* Required task: Copy each line with the word "icon" in it.

* Records supplied:

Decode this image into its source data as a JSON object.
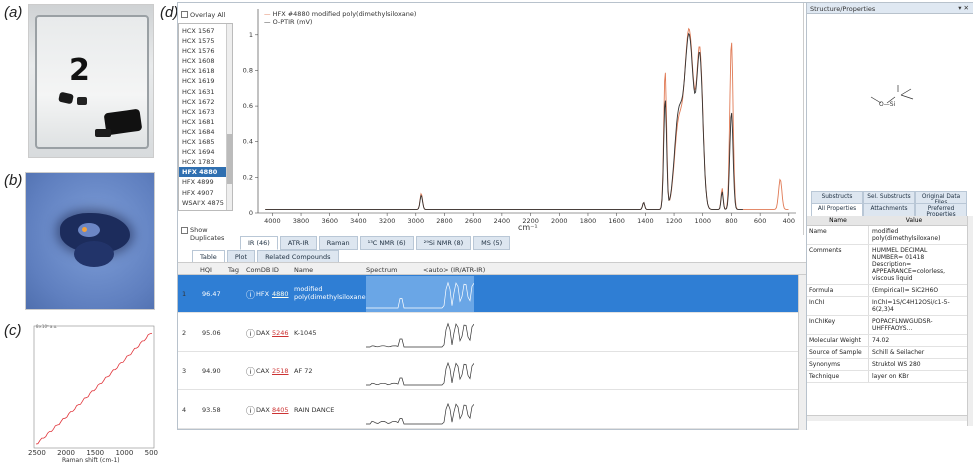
{
  "panel_labels": {
    "a": "(a)",
    "b": "(b)",
    "c": "(c)",
    "d": "(d)"
  },
  "photo_a": {
    "digit": "2"
  },
  "raman_plot": {
    "xlabel": "Raman shift (cm-1)",
    "ytick_top": "8×10⁶ a.u.",
    "x_ticks": [
      "2500",
      "2000",
      "1500",
      "1000",
      "500"
    ],
    "color": "#e0343a"
  },
  "overlay_all": "Overlay All",
  "library_items": [
    "HCX 1567",
    "HCX 1575",
    "HCX 1576",
    "HCX 1608",
    "HCX 1618",
    "HCX 1619",
    "HCX 1631",
    "HCX 1672",
    "HCX 1673",
    "HCX 1681",
    "HCX 1684",
    "HCX 1685",
    "HCX 1694",
    "HCX 1783",
    "HFX 4880",
    "HFX 4899",
    "HFX 4907",
    "WSAI'X 4875"
  ],
  "library_selected": 14,
  "show_duplicates": "Show Duplicates",
  "spectrum": {
    "legend": [
      {
        "label": "HFX #4880 modified poly(dimethylsiloxane)",
        "color": "#e07a55"
      },
      {
        "label": "O-PTIR (mV)",
        "color": "#333333"
      }
    ],
    "xlabel": "cm⁻¹",
    "x_ticks": [
      "4000",
      "3800",
      "3600",
      "3400",
      "3200",
      "3000",
      "2800",
      "2600",
      "2400",
      "2200",
      "2000",
      "1800",
      "1600",
      "1400",
      "1200",
      "1000",
      "800",
      "600",
      "400"
    ],
    "y_ticks": [
      "1",
      "0.8",
      "0.6",
      "0.4",
      "0.2",
      "0"
    ],
    "xlim": [
      4100,
      350
    ],
    "ylim": [
      0,
      1.1
    ]
  },
  "tech_tabs": [
    "IR (46)",
    "ATR-IR",
    "Raman",
    "¹³C NMR (6)",
    "²⁹Si NMR (8)",
    "MS (5)"
  ],
  "view_tabs": [
    "Table",
    "Plot",
    "Related Compounds"
  ],
  "columns": {
    "hqi": "HQI",
    "tag": "Tag",
    "comdb": "ComDB",
    "id": "ID",
    "name": "Name",
    "spectrum": "Spectrum",
    "spectrum_sub": "<auto> (IR/ATR-IR)"
  },
  "results": [
    {
      "n": "1",
      "hqi": "96.47",
      "db": "HFX",
      "id": "4880",
      "name": "modified poly(dimethylsiloxane)"
    },
    {
      "n": "2",
      "hqi": "95.06",
      "db": "DAX",
      "id": "5246",
      "name": "K-1045"
    },
    {
      "n": "3",
      "hqi": "94.90",
      "db": "CAX",
      "id": "2518",
      "name": "AF 72"
    },
    {
      "n": "4",
      "hqi": "93.58",
      "db": "DAX",
      "id": "8405",
      "name": "RAIN DANCE"
    }
  ],
  "structure_panel": {
    "title": "Structure/Properties",
    "molecule_label": "O—Si",
    "pin": "▾ ✕"
  },
  "prop_tabs_row1": [
    "Substructs",
    "Sel. Substructs",
    "Original Data Files"
  ],
  "prop_tabs_row2": [
    "All Properties",
    "Attachments",
    "Preferred Properties"
  ],
  "prop_header": {
    "name": "Name",
    "value": "Value"
  },
  "properties": [
    {
      "name": "Name",
      "value": "modified poly(dimethylsiloxane)"
    },
    {
      "name": "Comments",
      "value": "HUMMEL DECIMAL NUMBER= 01418 Description= APPEARANCE=colorless, viscous liquid"
    },
    {
      "name": "Formula",
      "value": "(Empirical)= SiC2H6O"
    },
    {
      "name": "InChI",
      "value": "InChI=1S/C4H12OSi/c1-5-6(2,3)4"
    },
    {
      "name": "InChIKey",
      "value": "POPACFLNWGUDSR-UHFFFAOYS..."
    },
    {
      "name": "Molecular Weight",
      "value": "74.02"
    },
    {
      "name": "Source of Sample",
      "value": "Schill & Seilacher"
    },
    {
      "name": "Synonyms",
      "value": "Struktol WS 280"
    },
    {
      "name": "Technique",
      "value": "layer on KBr"
    }
  ]
}
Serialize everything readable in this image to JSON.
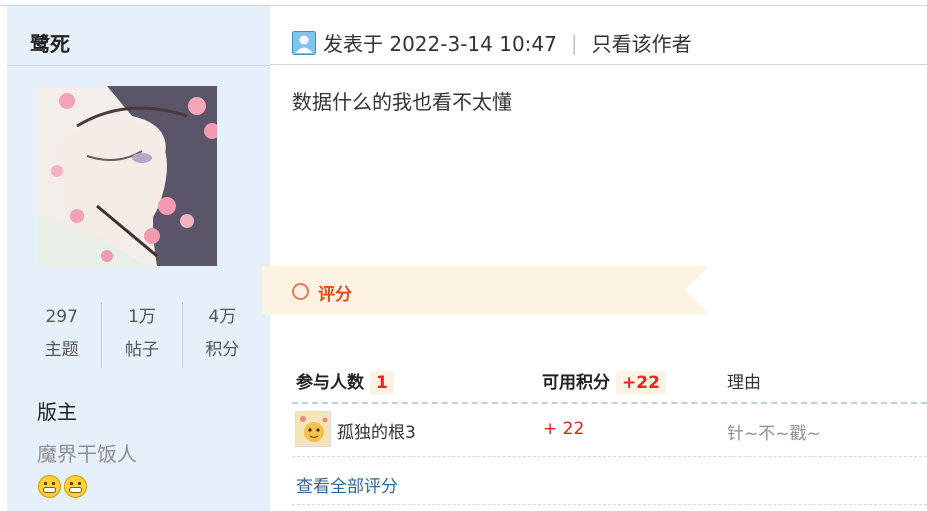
{
  "author": {
    "name": "鹭死",
    "stats": [
      {
        "value": "297",
        "label": "主题"
      },
      {
        "value": "1万",
        "label": "帖子"
      },
      {
        "value": "4万",
        "label": "积分"
      }
    ],
    "role": "版主",
    "signature": "魔界干饭人"
  },
  "post": {
    "posted_at": "发表于 2022-3-14 10:47",
    "separator": "|",
    "author_only": "只看该作者",
    "content": "数据什么的我也看不太懂"
  },
  "rating": {
    "title": "评分",
    "headers": {
      "participants_label": "参与人数",
      "participants_count": "1",
      "credits_label": "可用积分",
      "credits_total": "+22",
      "reason_label": "理由"
    },
    "rows": [
      {
        "user": "孤独的根3",
        "credit": "+ 22",
        "reason": "针~不~戳~"
      }
    ],
    "view_all": "查看全部评分"
  },
  "colors": {
    "sidebar_bg": "#e6f0fb",
    "ribbon_bg": "#fdf3e3",
    "accent_red": "#e22222",
    "link_blue": "#336699"
  }
}
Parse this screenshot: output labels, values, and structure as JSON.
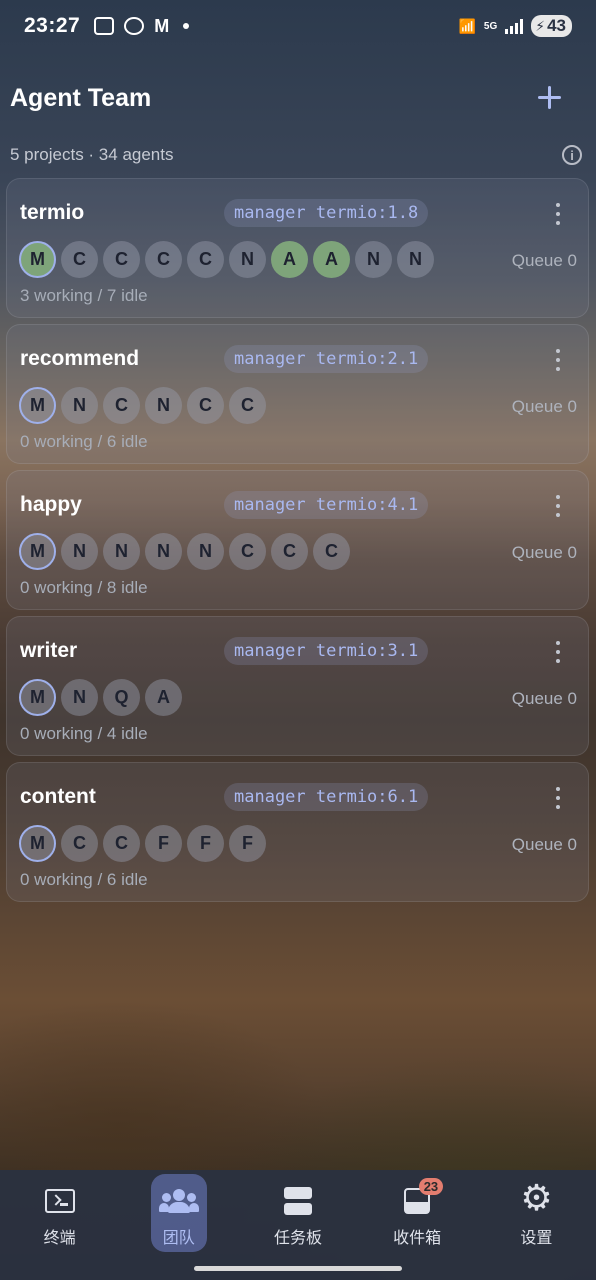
{
  "status_bar": {
    "time": "23:27",
    "network": "5G",
    "battery": "43"
  },
  "header": {
    "title": "Agent Team",
    "add_icon": "plus-icon"
  },
  "summary": {
    "text": "5 projects · 34 agents",
    "info_icon": "info-icon"
  },
  "projects": [
    {
      "name": "termio",
      "manager": "manager termio:1.8",
      "queue": "Queue 0",
      "status": "3 working / 7 idle",
      "agents": [
        {
          "label": "M",
          "state": "working",
          "role": "manager"
        },
        {
          "label": "C",
          "state": "idle"
        },
        {
          "label": "C",
          "state": "idle"
        },
        {
          "label": "C",
          "state": "idle"
        },
        {
          "label": "C",
          "state": "idle"
        },
        {
          "label": "N",
          "state": "idle"
        },
        {
          "label": "A",
          "state": "working"
        },
        {
          "label": "A",
          "state": "working"
        },
        {
          "label": "N",
          "state": "idle"
        },
        {
          "label": "N",
          "state": "idle"
        }
      ]
    },
    {
      "name": "recommend",
      "manager": "manager termio:2.1",
      "queue": "Queue 0",
      "status": "0 working / 6 idle",
      "agents": [
        {
          "label": "M",
          "state": "idle",
          "role": "manager"
        },
        {
          "label": "N",
          "state": "idle"
        },
        {
          "label": "C",
          "state": "idle"
        },
        {
          "label": "N",
          "state": "idle"
        },
        {
          "label": "C",
          "state": "idle"
        },
        {
          "label": "C",
          "state": "idle"
        }
      ]
    },
    {
      "name": "happy",
      "manager": "manager termio:4.1",
      "queue": "Queue 0",
      "status": "0 working / 8 idle",
      "agents": [
        {
          "label": "M",
          "state": "idle",
          "role": "manager"
        },
        {
          "label": "N",
          "state": "idle"
        },
        {
          "label": "N",
          "state": "idle"
        },
        {
          "label": "N",
          "state": "idle"
        },
        {
          "label": "N",
          "state": "idle"
        },
        {
          "label": "C",
          "state": "idle"
        },
        {
          "label": "C",
          "state": "idle"
        },
        {
          "label": "C",
          "state": "idle"
        }
      ]
    },
    {
      "name": "writer",
      "manager": "manager termio:3.1",
      "queue": "Queue 0",
      "status": "0 working / 4 idle",
      "agents": [
        {
          "label": "M",
          "state": "idle",
          "role": "manager"
        },
        {
          "label": "N",
          "state": "idle"
        },
        {
          "label": "Q",
          "state": "idle"
        },
        {
          "label": "A",
          "state": "idle"
        }
      ]
    },
    {
      "name": "content",
      "manager": "manager termio:6.1",
      "queue": "Queue 0",
      "status": "0 working / 6 idle",
      "agents": [
        {
          "label": "M",
          "state": "idle",
          "role": "manager"
        },
        {
          "label": "C",
          "state": "idle"
        },
        {
          "label": "C",
          "state": "idle"
        },
        {
          "label": "F",
          "state": "idle"
        },
        {
          "label": "F",
          "state": "idle"
        },
        {
          "label": "F",
          "state": "idle"
        }
      ]
    }
  ],
  "bottom_nav": [
    {
      "label": "终端",
      "icon": "terminal-icon",
      "active": false
    },
    {
      "label": "团队",
      "icon": "team-icon",
      "active": true
    },
    {
      "label": "任务板",
      "icon": "board-icon",
      "active": false
    },
    {
      "label": "收件箱",
      "icon": "inbox-icon",
      "active": false,
      "badge": "23"
    },
    {
      "label": "设置",
      "icon": "gear-icon",
      "active": false
    }
  ],
  "colors": {
    "accent": "#aebdf2",
    "working": "#7ea47a",
    "badge": "#e37d6f"
  }
}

* Answer to the exercise:
    "add_icon": "plus-icon"
    "info_icon": "info-icon"
      "icon": "terminal-icon",
      "icon": "team-icon",
      "icon": "board-icon",
      "icon": "inbox-icon",
      "icon": "gear-icon",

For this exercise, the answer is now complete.